# Written task:
Can you output the material exactly as written, minus any pictures it holds?

# Records for this task:
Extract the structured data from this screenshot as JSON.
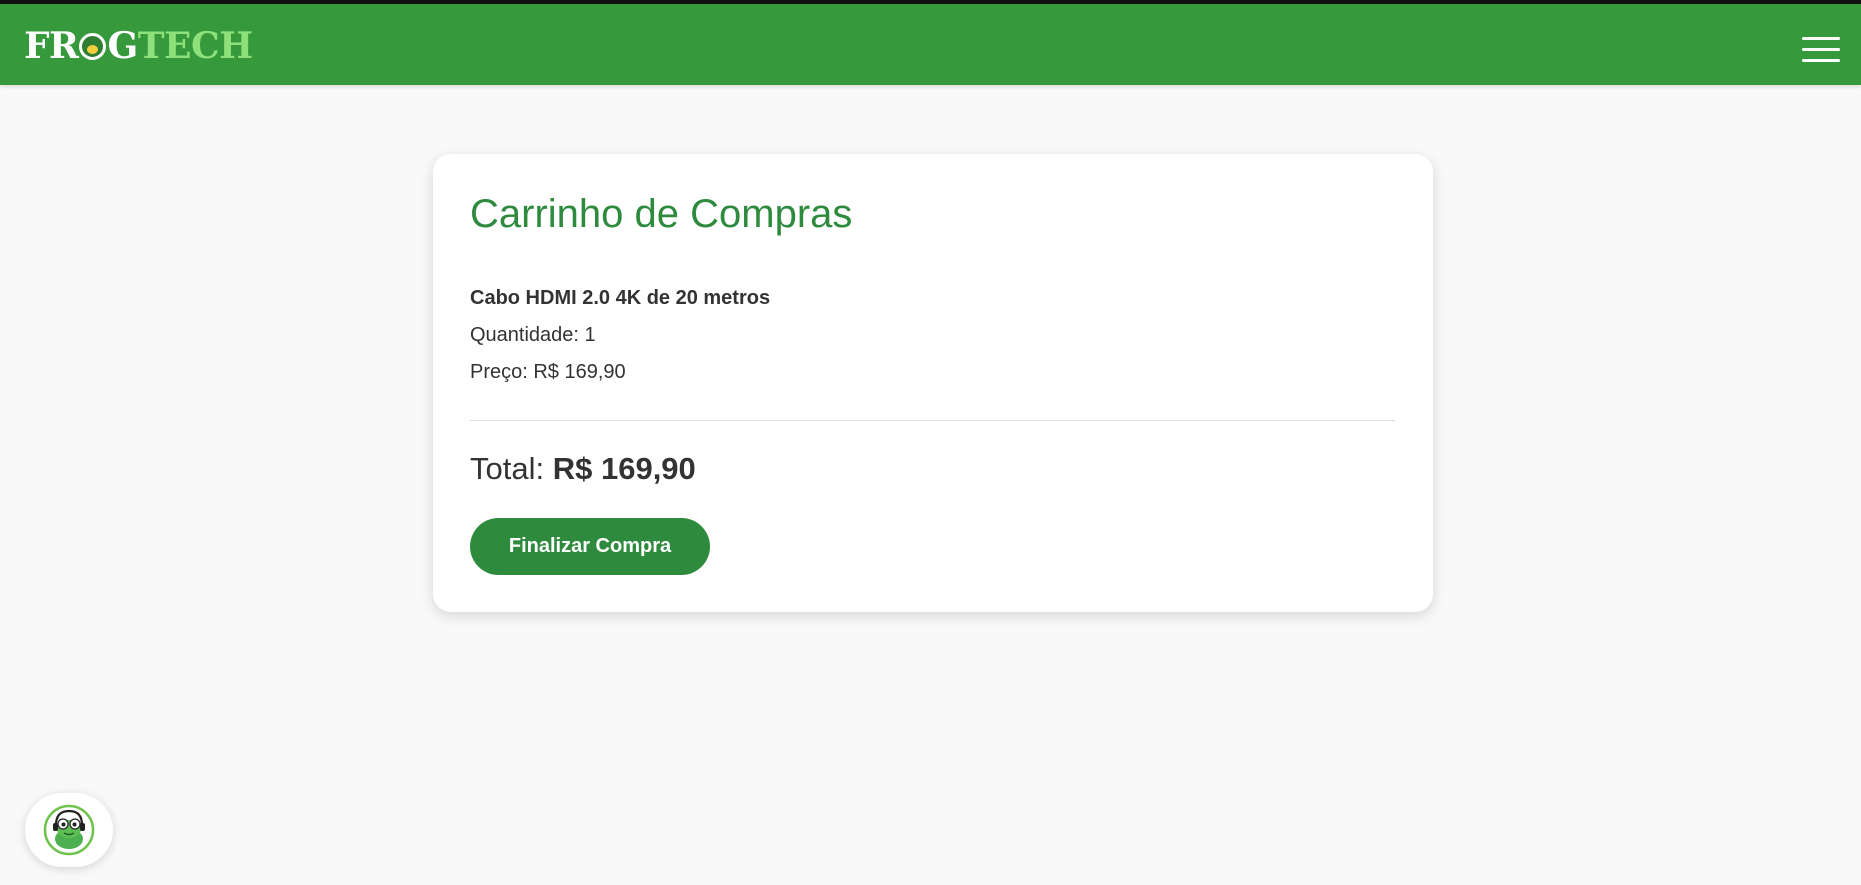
{
  "header": {
    "logo": {
      "part1": "FR",
      "part2": "G",
      "part3": "TECH"
    },
    "menu_icon": "hamburger-menu-icon",
    "brand_color": "#36993b"
  },
  "cart": {
    "title": "Carrinho de Compras",
    "items": [
      {
        "name": "Cabo HDMI 2.0 4K de 20 metros",
        "quantity_text": "Quantidade: 1",
        "price_text": "Preço: R$ 169,90"
      }
    ],
    "total_label": "Total:",
    "total_value": "R$ 169,90",
    "checkout_label": "Finalizar Compra",
    "accent_color": "#2e8b3e"
  },
  "support_widget": {
    "icon": "frog-support-icon"
  }
}
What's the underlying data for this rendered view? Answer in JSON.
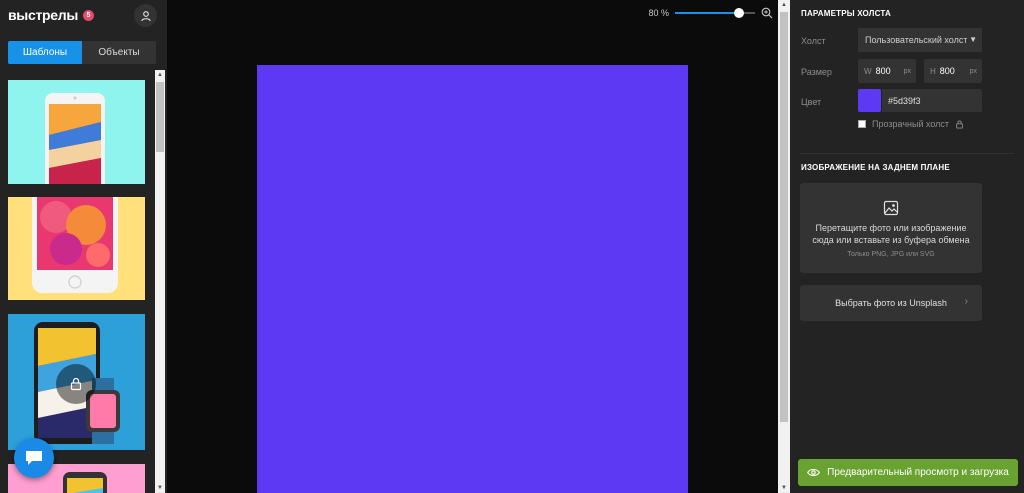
{
  "brand": {
    "name": "выстрелы",
    "badge_count": "5"
  },
  "icons": {
    "account": "user-icon",
    "zoom_in": "zoom-in-icon",
    "image": "image-icon",
    "lock": "lock-icon",
    "chevron": "chevron-right-icon",
    "eye": "eye-icon",
    "chat": "chat-icon",
    "caret": "caret-down-icon"
  },
  "sidebar": {
    "tabs": [
      {
        "label": "Шаблоны",
        "active": true
      },
      {
        "label": "Объекты",
        "active": false
      }
    ],
    "templates": [
      {
        "name": "iphone-on-cyan",
        "background": "#8ff3ee"
      },
      {
        "name": "iphone-on-yellow",
        "background": "#ffe07a"
      },
      {
        "name": "iphone-and-watch-on-blue",
        "background": "#2d9fd9",
        "locked": true
      },
      {
        "name": "iphone-on-pink",
        "background": "#ff9ed1"
      }
    ]
  },
  "zoom": {
    "label": "80 %",
    "level": 0.8
  },
  "canvas": {
    "color": "#5d39f3"
  },
  "panel": {
    "canvas_section_title": "ПАРАМЕТРЫ ХОЛСТА",
    "canvas_label": "Холст",
    "canvas_select_value": "Пользовательский холст",
    "size_label": "Размер",
    "width_prefix": "W",
    "width_value": "800",
    "height_prefix": "H",
    "height_value": "800",
    "unit": "px",
    "color_label": "Цвет",
    "color_hex": "#5d39f3",
    "transparent_label": "Прозрачный холст",
    "transparent_checked": false,
    "bg_section_title": "ИЗОБРАЖЕНИЕ НА ЗАДНЕМ ПЛАНЕ",
    "dropzone_line1": "Перетащите фото или изображение",
    "dropzone_line2": "сюда или вставьте из буфера обмена",
    "dropzone_formats": "Только PNG, JPG или SVG",
    "unsplash_button": "Выбрать фото из Unsplash",
    "preview_button": "Предварительный просмотр и загрузка"
  },
  "colors": {
    "accent_blue": "#1891e8",
    "preview_green": "#6aa232",
    "badge_red": "#e54b6c",
    "panel_bg": "#232323",
    "stage_bg": "#0b0b0b"
  }
}
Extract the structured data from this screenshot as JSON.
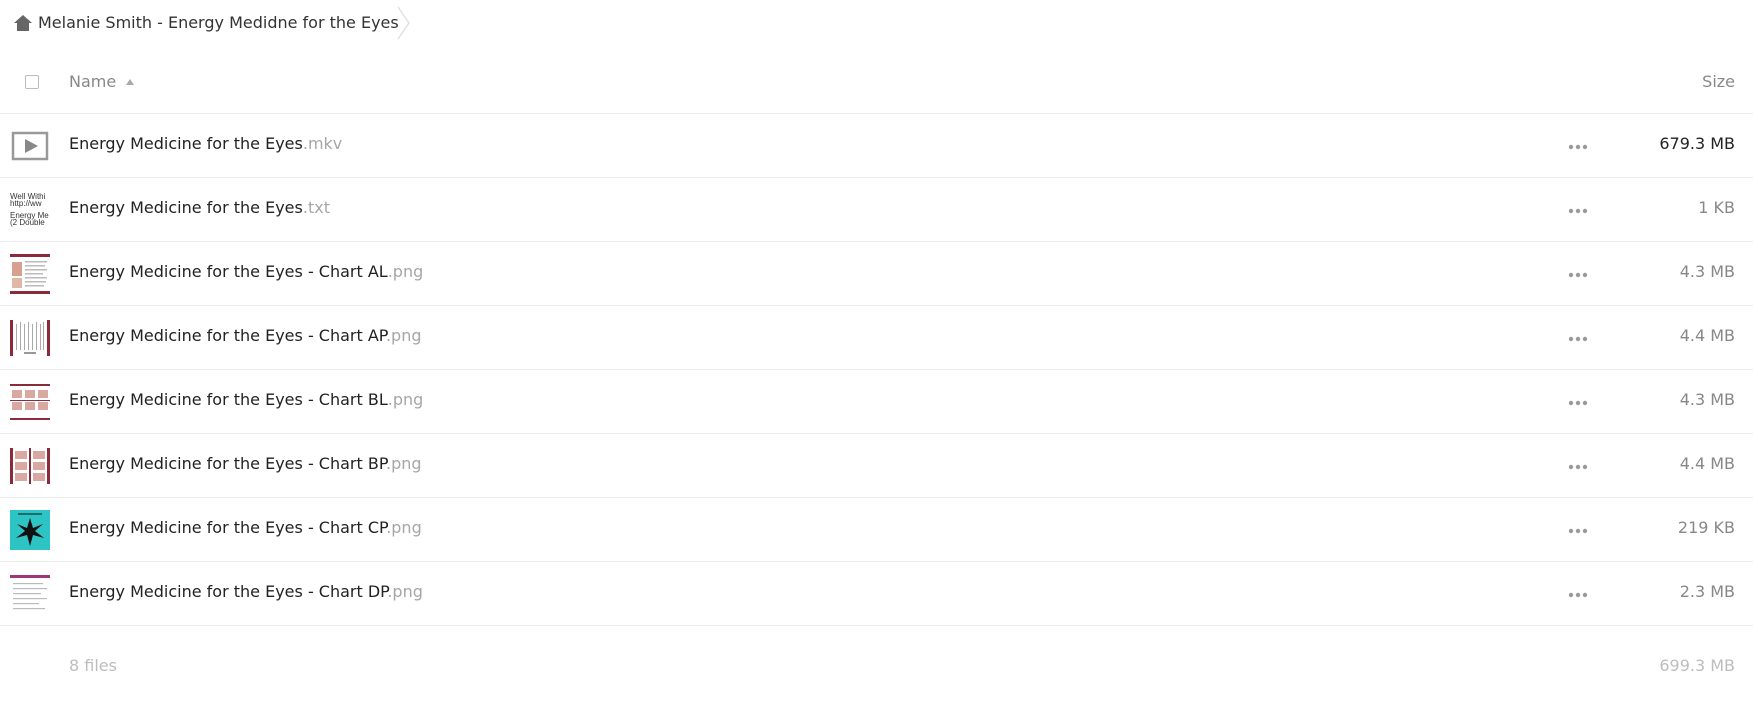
{
  "breadcrumb": {
    "home_icon": "home-icon",
    "current_folder": "Melanie Smith - Energy Medidne for the Eyes"
  },
  "header": {
    "name_label": "Name",
    "size_label": "Size",
    "sort_direction": "ascending"
  },
  "files": [
    {
      "name": "Energy Medicine for the Eyes",
      "ext": ".mkv",
      "size": "679.3 MB",
      "thumb": "video-play-icon",
      "size_emphasis": true
    },
    {
      "name": "Energy Medicine for the Eyes",
      "ext": ".txt",
      "size": "1 KB",
      "thumb": "text-preview",
      "thumb_lines": [
        "Well Withi",
        "http://ww",
        "Energy Me",
        "(2 Double"
      ]
    },
    {
      "name": "Energy Medicine for the Eyes - Chart AL",
      "ext": ".png",
      "size": "4.3 MB",
      "thumb": "chart-preview"
    },
    {
      "name": "Energy Medicine for the Eyes - Chart AP",
      "ext": ".png",
      "size": "4.4 MB",
      "thumb": "chart-preview"
    },
    {
      "name": "Energy Medicine for the Eyes - Chart BL",
      "ext": ".png",
      "size": "4.3 MB",
      "thumb": "chart-preview"
    },
    {
      "name": "Energy Medicine for the Eyes - Chart BP",
      "ext": ".png",
      "size": "4.4 MB",
      "thumb": "chart-preview"
    },
    {
      "name": "Energy Medicine for the Eyes - Chart CP",
      "ext": ".png",
      "size": "219 KB",
      "thumb": "teal-chart-preview"
    },
    {
      "name": "Energy Medicine for the Eyes - Chart DP",
      "ext": ".png",
      "size": "2.3 MB",
      "thumb": "doc-preview"
    }
  ],
  "summary": {
    "count": "8 files",
    "total_size": "699.3 MB"
  },
  "colors": {
    "border": "#ebebeb",
    "muted_text": "#888888",
    "extension_text": "#a6a6a6",
    "chart_accent": "#8b2a3a",
    "teal_accent": "#2ec4c4"
  }
}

# Result of the task:
Extract the structured data from this screenshot as JSON.
{
  "header": {
    "logo": {
      "part1": "FR",
      "part2": "G",
      "part3": "TECH"
    },
    "menu_icon": "hamburger-menu-icon",
    "brand_color": "#36993b"
  },
  "cart": {
    "title": "Carrinho de Compras",
    "items": [
      {
        "name": "Cabo HDMI 2.0 4K de 20 metros",
        "quantity_text": "Quantidade: 1",
        "price_text": "Preço: R$ 169,90"
      }
    ],
    "total_label": "Total:",
    "total_value": "R$ 169,90",
    "checkout_label": "Finalizar Compra",
    "accent_color": "#2e8b3e"
  },
  "support_widget": {
    "icon": "frog-support-icon"
  }
}
What's the underlying data for this rendered view? Answer in JSON.
{
  "brand": {
    "name": "выстрелы",
    "badge_count": "5"
  },
  "icons": {
    "account": "user-icon",
    "zoom_in": "zoom-in-icon",
    "image": "image-icon",
    "lock": "lock-icon",
    "chevron": "chevron-right-icon",
    "eye": "eye-icon",
    "chat": "chat-icon",
    "caret": "caret-down-icon"
  },
  "sidebar": {
    "tabs": [
      {
        "label": "Шаблоны",
        "active": true
      },
      {
        "label": "Объекты",
        "active": false
      }
    ],
    "templates": [
      {
        "name": "iphone-on-cyan",
        "background": "#8ff3ee"
      },
      {
        "name": "iphone-on-yellow",
        "background": "#ffe07a"
      },
      {
        "name": "iphone-and-watch-on-blue",
        "background": "#2d9fd9",
        "locked": true
      },
      {
        "name": "iphone-on-pink",
        "background": "#ff9ed1"
      }
    ]
  },
  "zoom": {
    "label": "80 %",
    "level": 0.8
  },
  "canvas": {
    "color": "#5d39f3"
  },
  "panel": {
    "canvas_section_title": "ПАРАМЕТРЫ ХОЛСТА",
    "canvas_label": "Холст",
    "canvas_select_value": "Пользовательский холст",
    "size_label": "Размер",
    "width_prefix": "W",
    "width_value": "800",
    "height_prefix": "H",
    "height_value": "800",
    "unit": "px",
    "color_label": "Цвет",
    "color_hex": "#5d39f3",
    "transparent_label": "Прозрачный холст",
    "transparent_checked": false,
    "bg_section_title": "ИЗОБРАЖЕНИЕ НА ЗАДНЕМ ПЛАНЕ",
    "dropzone_line1": "Перетащите фото или изображение",
    "dropzone_line2": "сюда или вставьте из буфера обмена",
    "dropzone_formats": "Только PNG, JPG или SVG",
    "unsplash_button": "Выбрать фото из Unsplash",
    "preview_button": "Предварительный просмотр и загрузка"
  },
  "colors": {
    "accent_blue": "#1891e8",
    "preview_green": "#6aa232",
    "badge_red": "#e54b6c",
    "panel_bg": "#232323",
    "stage_bg": "#0b0b0b"
  }
}
Extract the structured data from this screenshot as JSON.
{
  "breadcrumb": {
    "home_icon": "home-icon",
    "current_folder": "Melanie Smith - Energy Medidne for the Eyes"
  },
  "header": {
    "name_label": "Name",
    "size_label": "Size",
    "sort_direction": "ascending"
  },
  "files": [
    {
      "name": "Energy Medicine for the Eyes",
      "ext": ".mkv",
      "size": "679.3 MB",
      "thumb": "video-play-icon",
      "size_emphasis": true
    },
    {
      "name": "Energy Medicine for the Eyes",
      "ext": ".txt",
      "size": "1 KB",
      "thumb": "text-preview",
      "thumb_lines": [
        "Well Withi",
        "http://ww",
        "Energy Me",
        "(2 Double"
      ]
    },
    {
      "name": "Energy Medicine for the Eyes - Chart AL",
      "ext": ".png",
      "size": "4.3 MB",
      "thumb": "chart-preview"
    },
    {
      "name": "Energy Medicine for the Eyes - Chart AP",
      "ext": ".png",
      "size": "4.4 MB",
      "thumb": "chart-preview"
    },
    {
      "name": "Energy Medicine for the Eyes - Chart BL",
      "ext": ".png",
      "size": "4.3 MB",
      "thumb": "chart-preview"
    },
    {
      "name": "Energy Medicine for the Eyes - Chart BP",
      "ext": ".png",
      "size": "4.4 MB",
      "thumb": "chart-preview"
    },
    {
      "name": "Energy Medicine for the Eyes - Chart CP",
      "ext": ".png",
      "size": "219 KB",
      "thumb": "teal-chart-preview"
    },
    {
      "name": "Energy Medicine for the Eyes - Chart DP",
      "ext": ".png",
      "size": "2.3 MB",
      "thumb": "doc-preview"
    }
  ],
  "summary": {
    "count": "8 files",
    "total_size": "699.3 MB"
  },
  "colors": {
    "border": "#ebebeb",
    "muted_text": "#888888",
    "extension_text": "#a6a6a6",
    "chart_accent": "#8b2a3a",
    "teal_accent": "#2ec4c4"
  }
}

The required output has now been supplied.